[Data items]
========

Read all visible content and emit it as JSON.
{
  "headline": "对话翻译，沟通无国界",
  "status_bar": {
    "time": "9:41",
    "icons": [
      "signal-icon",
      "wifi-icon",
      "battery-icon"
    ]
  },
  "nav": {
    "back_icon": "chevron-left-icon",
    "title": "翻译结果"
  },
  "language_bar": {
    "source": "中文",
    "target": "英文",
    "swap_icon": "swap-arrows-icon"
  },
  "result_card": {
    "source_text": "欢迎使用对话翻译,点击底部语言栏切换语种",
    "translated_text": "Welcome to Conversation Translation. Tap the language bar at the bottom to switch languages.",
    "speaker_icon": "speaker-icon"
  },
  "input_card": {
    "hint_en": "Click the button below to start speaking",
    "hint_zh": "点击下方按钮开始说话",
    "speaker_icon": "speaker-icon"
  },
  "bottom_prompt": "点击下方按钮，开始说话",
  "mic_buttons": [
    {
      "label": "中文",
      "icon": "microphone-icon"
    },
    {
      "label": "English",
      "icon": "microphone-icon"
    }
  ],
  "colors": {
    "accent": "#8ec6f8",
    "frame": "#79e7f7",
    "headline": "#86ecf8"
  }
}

========

#### Exercise description:
Exactly reproduce all of the entries.

#### Written reply:
Read all visible content and emit it as JSON.
{
  "headline": "对话翻译，沟通无国界",
  "status_bar": {
    "time": "9:41",
    "icons": [
      "signal-icon",
      "wifi-icon",
      "battery-icon"
    ]
  },
  "nav": {
    "back_icon": "chevron-left-icon",
    "title": "翻译结果"
  },
  "language_bar": {
    "source": "中文",
    "target": "英文",
    "swap_icon": "swap-arrows-icon"
  },
  "result_card": {
    "source_text": "欢迎使用对话翻译,点击底部语言栏切换语种",
    "translated_text": "Welcome to Conversation Translation. Tap the language bar at the bottom to switch languages.",
    "speaker_icon": "speaker-icon"
  },
  "input_card": {
    "hint_en": "Click the button below to start speaking",
    "hint_zh": "点击下方按钮开始说话",
    "speaker_icon": "speaker-icon"
  },
  "bottom_prompt": "点击下方按钮，开始说话",
  "mic_buttons": [
    {
      "label": "中文",
      "icon": "microphone-icon"
    },
    {
      "label": "English",
      "icon": "microphone-icon"
    }
  ],
  "colors": {
    "accent": "#8ec6f8",
    "frame": "#79e7f7",
    "headline": "#86ecf8"
  }
}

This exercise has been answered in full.